[Some records]
......
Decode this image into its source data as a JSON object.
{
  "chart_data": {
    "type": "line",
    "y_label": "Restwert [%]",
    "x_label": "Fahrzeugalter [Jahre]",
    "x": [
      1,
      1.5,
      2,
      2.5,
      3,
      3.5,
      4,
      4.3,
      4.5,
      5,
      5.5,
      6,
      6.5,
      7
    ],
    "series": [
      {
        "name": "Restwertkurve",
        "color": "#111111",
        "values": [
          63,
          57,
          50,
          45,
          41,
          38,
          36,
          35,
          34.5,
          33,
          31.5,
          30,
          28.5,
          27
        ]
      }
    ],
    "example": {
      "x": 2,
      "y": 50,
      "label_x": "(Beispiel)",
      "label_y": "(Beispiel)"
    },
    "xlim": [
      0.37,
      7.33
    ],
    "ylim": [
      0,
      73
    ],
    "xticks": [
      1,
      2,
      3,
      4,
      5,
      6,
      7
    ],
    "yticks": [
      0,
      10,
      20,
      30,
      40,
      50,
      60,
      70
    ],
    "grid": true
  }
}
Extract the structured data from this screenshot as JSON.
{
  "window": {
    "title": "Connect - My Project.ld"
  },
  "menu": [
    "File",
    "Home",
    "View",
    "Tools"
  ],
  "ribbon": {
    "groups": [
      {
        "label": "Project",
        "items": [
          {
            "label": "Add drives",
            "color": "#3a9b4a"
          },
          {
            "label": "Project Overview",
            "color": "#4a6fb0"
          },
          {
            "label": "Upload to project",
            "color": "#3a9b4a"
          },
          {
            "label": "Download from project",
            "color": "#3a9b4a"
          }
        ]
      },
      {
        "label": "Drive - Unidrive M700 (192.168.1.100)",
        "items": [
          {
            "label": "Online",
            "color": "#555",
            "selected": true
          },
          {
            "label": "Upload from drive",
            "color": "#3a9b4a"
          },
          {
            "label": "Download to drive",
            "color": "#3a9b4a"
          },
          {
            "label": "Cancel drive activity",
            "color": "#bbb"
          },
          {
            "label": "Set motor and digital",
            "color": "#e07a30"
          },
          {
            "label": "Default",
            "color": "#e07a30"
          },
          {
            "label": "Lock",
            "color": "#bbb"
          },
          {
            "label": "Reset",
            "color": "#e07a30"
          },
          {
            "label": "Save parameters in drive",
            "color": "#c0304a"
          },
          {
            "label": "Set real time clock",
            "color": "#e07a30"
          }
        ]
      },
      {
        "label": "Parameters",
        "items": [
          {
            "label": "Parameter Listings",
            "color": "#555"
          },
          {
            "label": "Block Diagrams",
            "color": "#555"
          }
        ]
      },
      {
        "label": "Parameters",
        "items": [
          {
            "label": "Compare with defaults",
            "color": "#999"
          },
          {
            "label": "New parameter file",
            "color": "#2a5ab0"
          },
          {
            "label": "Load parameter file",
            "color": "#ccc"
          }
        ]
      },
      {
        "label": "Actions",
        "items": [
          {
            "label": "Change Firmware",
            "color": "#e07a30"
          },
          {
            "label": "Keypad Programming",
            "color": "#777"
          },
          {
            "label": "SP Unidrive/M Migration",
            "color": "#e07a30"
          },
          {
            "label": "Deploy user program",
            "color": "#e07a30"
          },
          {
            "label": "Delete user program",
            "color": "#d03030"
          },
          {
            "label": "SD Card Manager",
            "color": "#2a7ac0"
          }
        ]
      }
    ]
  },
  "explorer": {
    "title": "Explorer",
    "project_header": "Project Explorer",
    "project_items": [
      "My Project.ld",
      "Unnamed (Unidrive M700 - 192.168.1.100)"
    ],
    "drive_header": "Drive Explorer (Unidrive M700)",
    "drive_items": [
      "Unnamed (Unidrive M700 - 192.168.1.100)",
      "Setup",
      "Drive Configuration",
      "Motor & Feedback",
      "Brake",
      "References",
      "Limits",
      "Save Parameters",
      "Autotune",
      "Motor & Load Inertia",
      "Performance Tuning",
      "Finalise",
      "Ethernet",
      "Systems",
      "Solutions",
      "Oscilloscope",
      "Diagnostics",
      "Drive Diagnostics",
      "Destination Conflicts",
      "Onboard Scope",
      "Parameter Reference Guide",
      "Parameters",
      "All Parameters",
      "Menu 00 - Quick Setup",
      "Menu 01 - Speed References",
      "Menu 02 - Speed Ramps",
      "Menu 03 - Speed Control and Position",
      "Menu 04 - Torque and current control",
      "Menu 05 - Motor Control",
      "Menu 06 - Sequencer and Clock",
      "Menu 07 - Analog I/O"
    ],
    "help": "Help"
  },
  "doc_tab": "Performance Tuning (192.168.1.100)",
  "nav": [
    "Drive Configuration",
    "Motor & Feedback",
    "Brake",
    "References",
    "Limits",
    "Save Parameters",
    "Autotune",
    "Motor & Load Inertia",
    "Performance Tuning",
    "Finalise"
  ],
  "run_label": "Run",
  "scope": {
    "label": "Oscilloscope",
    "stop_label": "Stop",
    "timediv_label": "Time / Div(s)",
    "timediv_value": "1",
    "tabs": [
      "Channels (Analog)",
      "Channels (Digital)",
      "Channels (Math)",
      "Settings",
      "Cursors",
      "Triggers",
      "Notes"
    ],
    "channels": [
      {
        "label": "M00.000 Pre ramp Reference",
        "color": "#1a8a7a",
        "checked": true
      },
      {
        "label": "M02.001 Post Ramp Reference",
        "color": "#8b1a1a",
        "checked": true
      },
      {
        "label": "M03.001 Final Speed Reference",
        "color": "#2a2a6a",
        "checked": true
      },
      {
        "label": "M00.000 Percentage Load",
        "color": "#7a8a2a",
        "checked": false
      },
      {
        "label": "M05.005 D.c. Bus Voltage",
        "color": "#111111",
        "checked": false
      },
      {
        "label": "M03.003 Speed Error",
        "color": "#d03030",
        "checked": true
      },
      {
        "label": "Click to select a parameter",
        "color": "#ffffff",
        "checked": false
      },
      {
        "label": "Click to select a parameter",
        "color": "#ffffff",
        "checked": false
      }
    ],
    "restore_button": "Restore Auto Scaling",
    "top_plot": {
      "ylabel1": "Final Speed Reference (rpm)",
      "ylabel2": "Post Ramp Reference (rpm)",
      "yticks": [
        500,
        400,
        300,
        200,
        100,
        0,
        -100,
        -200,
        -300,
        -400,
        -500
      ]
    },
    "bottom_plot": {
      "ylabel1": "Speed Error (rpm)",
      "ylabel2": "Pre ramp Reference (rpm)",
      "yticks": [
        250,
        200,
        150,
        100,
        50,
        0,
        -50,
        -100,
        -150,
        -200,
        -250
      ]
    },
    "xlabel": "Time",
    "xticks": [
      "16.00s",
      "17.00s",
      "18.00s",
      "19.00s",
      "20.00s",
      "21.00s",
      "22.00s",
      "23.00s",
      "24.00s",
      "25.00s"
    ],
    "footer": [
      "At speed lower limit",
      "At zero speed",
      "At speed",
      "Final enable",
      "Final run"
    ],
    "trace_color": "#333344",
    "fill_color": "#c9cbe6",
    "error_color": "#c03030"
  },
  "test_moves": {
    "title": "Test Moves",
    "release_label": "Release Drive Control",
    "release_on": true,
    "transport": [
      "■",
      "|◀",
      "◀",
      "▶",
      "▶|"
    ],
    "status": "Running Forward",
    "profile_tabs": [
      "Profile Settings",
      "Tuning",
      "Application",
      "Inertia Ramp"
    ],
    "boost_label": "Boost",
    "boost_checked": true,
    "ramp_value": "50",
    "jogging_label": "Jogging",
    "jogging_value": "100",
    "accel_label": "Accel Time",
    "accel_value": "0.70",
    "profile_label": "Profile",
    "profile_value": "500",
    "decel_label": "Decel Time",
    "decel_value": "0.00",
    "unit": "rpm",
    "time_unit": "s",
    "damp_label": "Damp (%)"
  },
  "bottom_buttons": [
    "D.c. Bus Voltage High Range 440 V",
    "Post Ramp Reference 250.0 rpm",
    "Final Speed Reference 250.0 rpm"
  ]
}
......
WRITTEN INSTRUCTION — Tally the lines that hold the string "this" and state the total, nothing more.

EXERCISE RESULT — 2